* **What to produce**
Below is a block of records; return all of them exactly, but without the images.

* **Collected data**

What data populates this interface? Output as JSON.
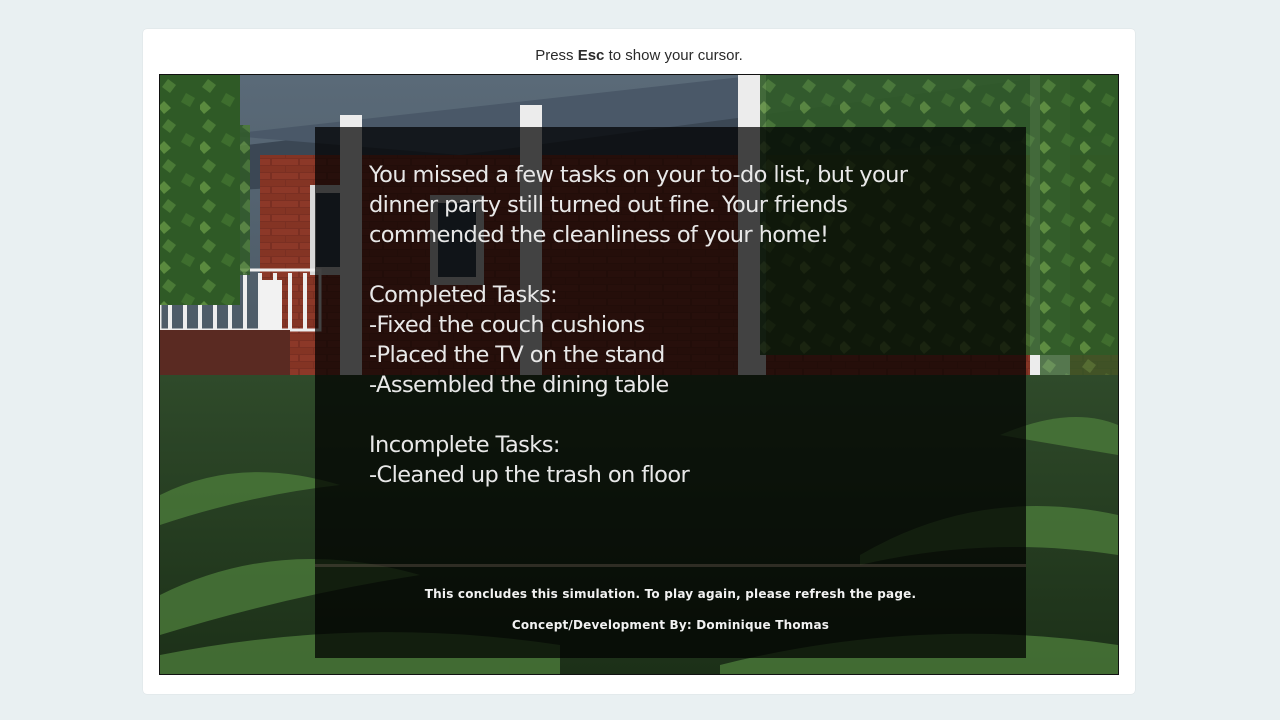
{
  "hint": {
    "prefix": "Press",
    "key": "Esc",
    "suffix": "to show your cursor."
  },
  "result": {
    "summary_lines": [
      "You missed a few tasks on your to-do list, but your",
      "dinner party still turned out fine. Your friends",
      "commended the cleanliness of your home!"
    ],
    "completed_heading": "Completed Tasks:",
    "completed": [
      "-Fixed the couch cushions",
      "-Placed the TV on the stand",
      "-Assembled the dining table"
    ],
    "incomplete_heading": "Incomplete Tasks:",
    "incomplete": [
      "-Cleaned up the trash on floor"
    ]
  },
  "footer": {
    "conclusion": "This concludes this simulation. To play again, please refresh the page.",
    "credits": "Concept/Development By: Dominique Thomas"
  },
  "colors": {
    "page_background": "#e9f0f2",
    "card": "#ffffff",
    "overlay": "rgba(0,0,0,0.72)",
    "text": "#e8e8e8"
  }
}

* **Problem solution**
What data populates this interface? Output as JSON.
{
  "hint": {
    "prefix": "Press",
    "key": "Esc",
    "suffix": "to show your cursor."
  },
  "result": {
    "summary_lines": [
      "You missed a few tasks on your to-do list, but your",
      "dinner party still turned out fine. Your friends",
      "commended the cleanliness of your home!"
    ],
    "completed_heading": "Completed Tasks:",
    "completed": [
      "-Fixed the couch cushions",
      "-Placed the TV on the stand",
      "-Assembled the dining table"
    ],
    "incomplete_heading": "Incomplete Tasks:",
    "incomplete": [
      "-Cleaned up the trash on floor"
    ]
  },
  "footer": {
    "conclusion": "This concludes this simulation. To play again, please refresh the page.",
    "credits": "Concept/Development By: Dominique Thomas"
  },
  "colors": {
    "page_background": "#e9f0f2",
    "card": "#ffffff",
    "overlay": "rgba(0,0,0,0.72)",
    "text": "#e8e8e8"
  }
}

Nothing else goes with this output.